Items from a dataset
────────────────────────────────────────
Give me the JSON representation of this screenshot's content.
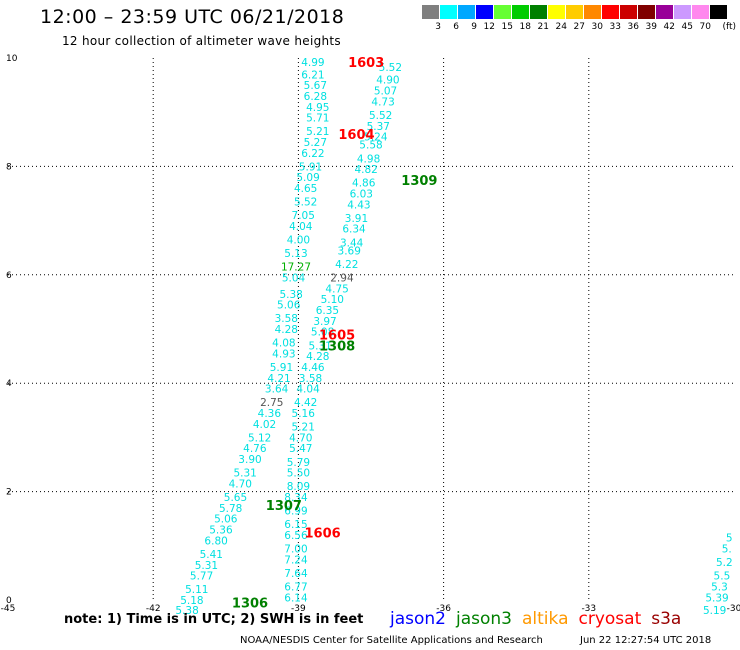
{
  "header": {
    "title": "12:00 – 23:59 UTC 06/21/2018",
    "subtitle": "12 hour collection of altimeter wave heights"
  },
  "colorbar": {
    "unit": "(ft)",
    "bins": [
      {
        "label": "3",
        "color": "#7f7f7f"
      },
      {
        "label": "6",
        "color": "#00ffff"
      },
      {
        "label": "9",
        "color": "#00a8ff"
      },
      {
        "label": "12",
        "color": "#0000ff"
      },
      {
        "label": "15",
        "color": "#66ff33"
      },
      {
        "label": "18",
        "color": "#00cc00"
      },
      {
        "label": "21",
        "color": "#008000"
      },
      {
        "label": "24",
        "color": "#ffff00"
      },
      {
        "label": "27",
        "color": "#ffcc00"
      },
      {
        "label": "30",
        "color": "#ff8800"
      },
      {
        "label": "33",
        "color": "#ff0000"
      },
      {
        "label": "36",
        "color": "#cc0000"
      },
      {
        "label": "39",
        "color": "#800000"
      },
      {
        "label": "42",
        "color": "#990099"
      },
      {
        "label": "45",
        "color": "#cc99ff"
      },
      {
        "label": "70",
        "color": "#ff88ee"
      },
      {
        "label": "",
        "color": "#000000"
      }
    ]
  },
  "footer": {
    "note": "note:  1) Time is in UTC;  2) SWH is in feet",
    "legend": [
      {
        "name": "jason2",
        "color": "#0000ff"
      },
      {
        "name": "jason3",
        "color": "#008000"
      },
      {
        "name": "altika",
        "color": "#ff9900"
      },
      {
        "name": "cryosat",
        "color": "#ff0000"
      },
      {
        "name": "s3a",
        "color": "#990000"
      }
    ],
    "credit": "NOAA/NESDIS Center for Satellite Applications and Research",
    "timestamp": "Jun 22 12:27:54 UTC 2018"
  },
  "chart_data": {
    "type": "scatter",
    "xlim": [
      -45,
      -30
    ],
    "ylim": [
      0,
      10
    ],
    "xticks": [
      "-45",
      "-42",
      "-39",
      "-36",
      "-33",
      "-30"
    ],
    "yticks": [
      "0",
      "2",
      "4",
      "6",
      "8",
      "10"
    ],
    "grid": true,
    "colors": {
      "swh": "#00e0e0",
      "gray": "#555555",
      "green": "#00b000",
      "jason3": "#008000",
      "cryosat": "#ff0000"
    },
    "time_labels": [
      {
        "text": "1603",
        "x": -37.6,
        "y": 9.93,
        "sat": "cryosat"
      },
      {
        "text": "1604",
        "x": -37.8,
        "y": 8.6,
        "sat": "cryosat"
      },
      {
        "text": "1309",
        "x": -36.5,
        "y": 7.75,
        "sat": "jason3"
      },
      {
        "text": "1605",
        "x": -38.2,
        "y": 4.9,
        "sat": "cryosat"
      },
      {
        "text": "1308",
        "x": -38.2,
        "y": 4.7,
        "sat": "jason3"
      },
      {
        "text": "1307",
        "x": -39.3,
        "y": 1.75,
        "sat": "jason3"
      },
      {
        "text": "1606",
        "x": -38.5,
        "y": 1.25,
        "sat": "cryosat"
      },
      {
        "text": "1306",
        "x": -40.0,
        "y": -0.05,
        "sat": "jason3"
      }
    ],
    "tracks": [
      {
        "name": "track-a",
        "values": [
          {
            "x": -38.7,
            "y": 9.93,
            "v": "4.99"
          },
          {
            "x": -38.7,
            "y": 9.7,
            "v": "6.21"
          },
          {
            "x": -38.65,
            "y": 9.5,
            "v": "5.67"
          },
          {
            "x": -38.65,
            "y": 9.3,
            "v": "6.28"
          },
          {
            "x": -38.6,
            "y": 9.1,
            "v": "4.95"
          },
          {
            "x": -38.6,
            "y": 8.9,
            "v": "5.71"
          },
          {
            "x": -38.6,
            "y": 8.65,
            "v": "5.21"
          },
          {
            "x": -38.65,
            "y": 8.45,
            "v": "5.27"
          },
          {
            "x": -38.7,
            "y": 8.25,
            "v": "6.22"
          },
          {
            "x": -38.75,
            "y": 8.0,
            "v": "5.91"
          },
          {
            "x": -38.8,
            "y": 7.8,
            "v": "5.09"
          },
          {
            "x": -38.85,
            "y": 7.6,
            "v": "4.65"
          },
          {
            "x": -38.85,
            "y": 7.35,
            "v": "5.52"
          },
          {
            "x": -38.9,
            "y": 7.1,
            "v": "7.05"
          },
          {
            "x": -38.95,
            "y": 6.9,
            "v": "4.04"
          },
          {
            "x": -39.0,
            "y": 6.65,
            "v": "4.00"
          },
          {
            "x": -39.05,
            "y": 6.4,
            "v": "5.13"
          },
          {
            "x": -39.05,
            "y": 6.15,
            "v": "17.27",
            "c": "green"
          },
          {
            "x": -39.1,
            "y": 5.95,
            "v": "5.04"
          },
          {
            "x": -39.15,
            "y": 5.65,
            "v": "5.38"
          },
          {
            "x": -39.2,
            "y": 5.45,
            "v": "5.06"
          },
          {
            "x": -39.25,
            "y": 5.2,
            "v": "3.58"
          },
          {
            "x": -39.25,
            "y": 5.0,
            "v": "4.28"
          },
          {
            "x": -39.3,
            "y": 4.75,
            "v": "4.08"
          },
          {
            "x": -39.3,
            "y": 4.55,
            "v": "4.93"
          },
          {
            "x": -39.35,
            "y": 4.3,
            "v": "5.91"
          },
          {
            "x": -39.4,
            "y": 4.1,
            "v": "4.21"
          },
          {
            "x": -39.45,
            "y": 3.9,
            "v": "3.64"
          },
          {
            "x": -39.55,
            "y": 3.65,
            "v": "2.75",
            "c": "gray"
          },
          {
            "x": -39.6,
            "y": 3.45,
            "v": "4.36"
          },
          {
            "x": -39.7,
            "y": 3.25,
            "v": "4.02"
          },
          {
            "x": -39.8,
            "y": 3.0,
            "v": "5.12"
          },
          {
            "x": -39.9,
            "y": 2.8,
            "v": "4.76"
          },
          {
            "x": -40.0,
            "y": 2.6,
            "v": "3.90"
          },
          {
            "x": -40.1,
            "y": 2.35,
            "v": "5.31"
          },
          {
            "x": -40.2,
            "y": 2.15,
            "v": "4.70"
          },
          {
            "x": -40.3,
            "y": 1.9,
            "v": "5.65"
          },
          {
            "x": -40.4,
            "y": 1.7,
            "v": "5.78"
          },
          {
            "x": -40.5,
            "y": 1.5,
            "v": "5.06"
          },
          {
            "x": -40.6,
            "y": 1.3,
            "v": "5.36"
          },
          {
            "x": -40.7,
            "y": 1.1,
            "v": "6.80"
          },
          {
            "x": -40.8,
            "y": 0.85,
            "v": "5.41"
          },
          {
            "x": -40.9,
            "y": 0.65,
            "v": "5.31"
          },
          {
            "x": -41.0,
            "y": 0.45,
            "v": "5.77"
          },
          {
            "x": -41.1,
            "y": 0.2,
            "v": "5.11"
          },
          {
            "x": -41.2,
            "y": 0.0,
            "v": "5.18"
          },
          {
            "x": -41.3,
            "y": -0.18,
            "v": "5.38"
          }
        ]
      },
      {
        "name": "track-b",
        "values": [
          {
            "x": -37.1,
            "y": 9.83,
            "v": "5.52"
          },
          {
            "x": -37.15,
            "y": 9.6,
            "v": "4.90"
          },
          {
            "x": -37.2,
            "y": 9.4,
            "v": "5.07"
          },
          {
            "x": -37.25,
            "y": 9.2,
            "v": "4.73"
          },
          {
            "x": -37.3,
            "y": 8.95,
            "v": "5.52"
          },
          {
            "x": -37.35,
            "y": 8.75,
            "v": "5.37"
          },
          {
            "x": -37.4,
            "y": 8.55,
            "v": "5.24"
          },
          {
            "x": -37.5,
            "y": 8.4,
            "v": "5.58"
          },
          {
            "x": -37.55,
            "y": 8.15,
            "v": "4.98"
          },
          {
            "x": -37.6,
            "y": 7.95,
            "v": "4.82"
          },
          {
            "x": -37.65,
            "y": 7.7,
            "v": "4.86"
          },
          {
            "x": -37.7,
            "y": 7.5,
            "v": "6.03"
          },
          {
            "x": -37.75,
            "y": 7.3,
            "v": "4.43"
          },
          {
            "x": -37.8,
            "y": 7.05,
            "v": "3.91"
          },
          {
            "x": -37.85,
            "y": 6.85,
            "v": "6.34"
          },
          {
            "x": -37.9,
            "y": 6.6,
            "v": "3.44"
          },
          {
            "x": -37.95,
            "y": 6.45,
            "v": "3.69"
          },
          {
            "x": -38.0,
            "y": 6.2,
            "v": "4.22"
          },
          {
            "x": -38.1,
            "y": 5.95,
            "v": "2.94",
            "c": "gray"
          },
          {
            "x": -38.2,
            "y": 5.75,
            "v": "4.75"
          },
          {
            "x": -38.3,
            "y": 5.55,
            "v": "5.10"
          },
          {
            "x": -38.4,
            "y": 5.35,
            "v": "6.35"
          },
          {
            "x": -38.45,
            "y": 5.15,
            "v": "3.97"
          },
          {
            "x": -38.5,
            "y": 4.95,
            "v": "5.08"
          },
          {
            "x": -38.55,
            "y": 4.7,
            "v": "5.31"
          },
          {
            "x": -38.6,
            "y": 4.5,
            "v": "4.28"
          },
          {
            "x": -38.7,
            "y": 4.3,
            "v": "4.46"
          },
          {
            "x": -38.75,
            "y": 4.1,
            "v": "3.58"
          },
          {
            "x": -38.8,
            "y": 3.9,
            "v": "4.04"
          },
          {
            "x": -38.85,
            "y": 3.65,
            "v": "4.42"
          },
          {
            "x": -38.9,
            "y": 3.45,
            "v": "5.16"
          },
          {
            "x": -38.9,
            "y": 3.2,
            "v": "5.21"
          },
          {
            "x": -38.95,
            "y": 3.0,
            "v": "4.70"
          },
          {
            "x": -38.95,
            "y": 2.8,
            "v": "5.47"
          },
          {
            "x": -39.0,
            "y": 2.55,
            "v": "5.79"
          },
          {
            "x": -39.0,
            "y": 2.35,
            "v": "5.50"
          },
          {
            "x": -39.0,
            "y": 2.1,
            "v": "8.09"
          },
          {
            "x": -39.05,
            "y": 1.9,
            "v": "8.34"
          },
          {
            "x": -39.05,
            "y": 1.65,
            "v": "6.99"
          },
          {
            "x": -39.05,
            "y": 1.4,
            "v": "6.15"
          },
          {
            "x": -39.05,
            "y": 1.2,
            "v": "6.56"
          },
          {
            "x": -39.05,
            "y": 0.95,
            "v": "7.00"
          },
          {
            "x": -39.05,
            "y": 0.75,
            "v": "7.24"
          },
          {
            "x": -39.05,
            "y": 0.5,
            "v": "7.64"
          },
          {
            "x": -39.05,
            "y": 0.25,
            "v": "6.77"
          },
          {
            "x": -39.05,
            "y": 0.05,
            "v": "6.14"
          }
        ]
      },
      {
        "name": "track-c",
        "values": [
          {
            "x": -30.1,
            "y": 1.15,
            "v": "5"
          },
          {
            "x": -30.15,
            "y": 0.95,
            "v": "5."
          },
          {
            "x": -30.2,
            "y": 0.7,
            "v": "5.2"
          },
          {
            "x": -30.25,
            "y": 0.45,
            "v": "5.5"
          },
          {
            "x": -30.3,
            "y": 0.25,
            "v": "5.3"
          },
          {
            "x": -30.35,
            "y": 0.05,
            "v": "5.39"
          },
          {
            "x": -30.4,
            "y": -0.18,
            "v": "5.19"
          }
        ]
      }
    ]
  }
}
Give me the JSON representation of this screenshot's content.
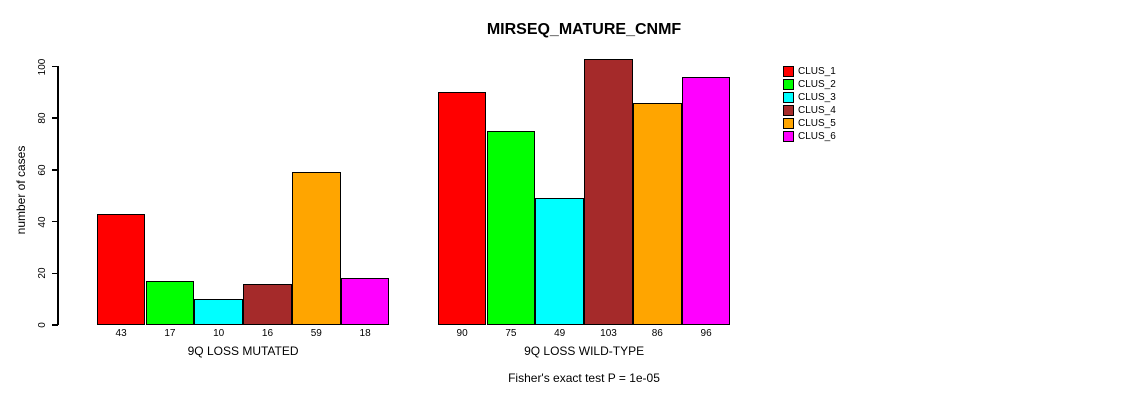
{
  "chart_data": {
    "type": "bar",
    "title": "MIRSEQ_MATURE_CNMF",
    "ylabel": "number of cases",
    "xlabel": "",
    "ylim": [
      0,
      100
    ],
    "yticks": [
      0,
      20,
      40,
      60,
      80,
      100
    ],
    "grid": false,
    "bar_value_labels_shown": true,
    "categories": [
      "9Q LOSS MUTATED",
      "9Q LOSS WILD-TYPE"
    ],
    "series": [
      {
        "name": "CLUS_1",
        "color": "#FF0000",
        "values": [
          43,
          90
        ]
      },
      {
        "name": "CLUS_2",
        "color": "#00FF00",
        "values": [
          17,
          75
        ]
      },
      {
        "name": "CLUS_3",
        "color": "#00FFFF",
        "values": [
          10,
          49
        ]
      },
      {
        "name": "CLUS_4",
        "color": "#A52A2A",
        "values": [
          16,
          103
        ]
      },
      {
        "name": "CLUS_5",
        "color": "#FFA500",
        "values": [
          59,
          86
        ]
      },
      {
        "name": "CLUS_6",
        "color": "#FF00FF",
        "values": [
          18,
          96
        ]
      }
    ],
    "legend": {
      "position": "top-right",
      "entries": [
        {
          "label": "CLUS_1",
          "color": "#FF0000"
        },
        {
          "label": "CLUS_2",
          "color": "#00FF00"
        },
        {
          "label": "CLUS_3",
          "color": "#00FFFF"
        },
        {
          "label": "CLUS_4",
          "color": "#A52A2A"
        },
        {
          "label": "CLUS_5",
          "color": "#FFA500"
        },
        {
          "label": "CLUS_6",
          "color": "#FF00FF"
        }
      ]
    },
    "annotation": "Fisher's exact test P = 1e-05",
    "axis_color": "#000000",
    "background_color": "#FFFFFF"
  }
}
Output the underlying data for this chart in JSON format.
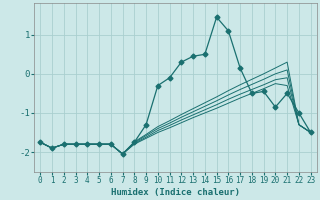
{
  "title": "",
  "xlabel": "Humidex (Indice chaleur)",
  "ylabel": "",
  "xlim": [
    -0.5,
    23.5
  ],
  "ylim": [
    -2.5,
    1.8
  ],
  "xticks": [
    0,
    1,
    2,
    3,
    4,
    5,
    6,
    7,
    8,
    9,
    10,
    11,
    12,
    13,
    14,
    15,
    16,
    17,
    18,
    19,
    20,
    21,
    22,
    23
  ],
  "yticks": [
    -2,
    -1,
    0,
    1
  ],
  "bg_color": "#cce8e8",
  "grid_color": "#aacfcf",
  "line_color": "#1a7070",
  "lines": [
    {
      "x": [
        0,
        1,
        2,
        3,
        4,
        5,
        6,
        7,
        8,
        9,
        10,
        11,
        12,
        13,
        14,
        15,
        16,
        17,
        18,
        19,
        20,
        21,
        22,
        23
      ],
      "y": [
        -1.75,
        -1.9,
        -1.8,
        -1.8,
        -1.8,
        -1.8,
        -1.8,
        -2.05,
        -1.75,
        -1.3,
        -0.3,
        -0.1,
        0.3,
        0.45,
        0.5,
        1.45,
        1.1,
        0.15,
        -0.5,
        -0.45,
        -0.85,
        -0.5,
        -1.0,
        -1.5
      ],
      "marker": "D",
      "markersize": 2.5
    },
    {
      "x": [
        0,
        1,
        2,
        3,
        4,
        5,
        6,
        7,
        8,
        9,
        10,
        11,
        12,
        13,
        14,
        15,
        16,
        17,
        18,
        19,
        20,
        21,
        22,
        23
      ],
      "y": [
        -1.75,
        -1.9,
        -1.8,
        -1.8,
        -1.8,
        -1.8,
        -1.8,
        -2.05,
        -1.8,
        -1.65,
        -1.5,
        -1.38,
        -1.25,
        -1.12,
        -1.0,
        -0.88,
        -0.75,
        -0.62,
        -0.5,
        -0.38,
        -0.25,
        -0.3,
        -1.3,
        -1.5
      ],
      "marker": null,
      "markersize": 0
    },
    {
      "x": [
        0,
        1,
        2,
        3,
        4,
        5,
        6,
        7,
        8,
        9,
        10,
        11,
        12,
        13,
        14,
        15,
        16,
        17,
        18,
        19,
        20,
        21,
        22,
        23
      ],
      "y": [
        -1.75,
        -1.9,
        -1.8,
        -1.8,
        -1.8,
        -1.8,
        -1.8,
        -2.05,
        -1.78,
        -1.62,
        -1.45,
        -1.32,
        -1.18,
        -1.05,
        -0.92,
        -0.79,
        -0.65,
        -0.52,
        -0.4,
        -0.28,
        -0.15,
        -0.1,
        -1.3,
        -1.5
      ],
      "marker": null,
      "markersize": 0
    },
    {
      "x": [
        0,
        1,
        2,
        3,
        4,
        5,
        6,
        7,
        8,
        9,
        10,
        11,
        12,
        13,
        14,
        15,
        16,
        17,
        18,
        19,
        20,
        21,
        22,
        23
      ],
      "y": [
        -1.75,
        -1.9,
        -1.8,
        -1.8,
        -1.8,
        -1.8,
        -1.8,
        -2.05,
        -1.76,
        -1.58,
        -1.4,
        -1.26,
        -1.11,
        -0.97,
        -0.83,
        -0.69,
        -0.54,
        -0.4,
        -0.27,
        -0.14,
        0.0,
        0.1,
        -1.3,
        -1.5
      ],
      "marker": null,
      "markersize": 0
    },
    {
      "x": [
        0,
        1,
        2,
        3,
        4,
        5,
        6,
        7,
        8,
        9,
        10,
        11,
        12,
        13,
        14,
        15,
        16,
        17,
        18,
        19,
        20,
        21,
        22,
        23
      ],
      "y": [
        -1.75,
        -1.9,
        -1.8,
        -1.8,
        -1.8,
        -1.8,
        -1.8,
        -2.05,
        -1.74,
        -1.55,
        -1.35,
        -1.2,
        -1.04,
        -0.89,
        -0.74,
        -0.59,
        -0.43,
        -0.28,
        -0.14,
        0.0,
        0.15,
        0.3,
        -1.3,
        -1.5
      ],
      "marker": null,
      "markersize": 0
    }
  ]
}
────────────────────────────────────────
§ Exercise prompt: Pull out every line in the material above where "text" occurs.

§ Answer to the task:
        "text": "1603",
        "text": "1604",
        "text": "1309",
        "text": "1605",
        "text": "1308",
        "text": "1307",
        "text": "1606",
        "text": "1306",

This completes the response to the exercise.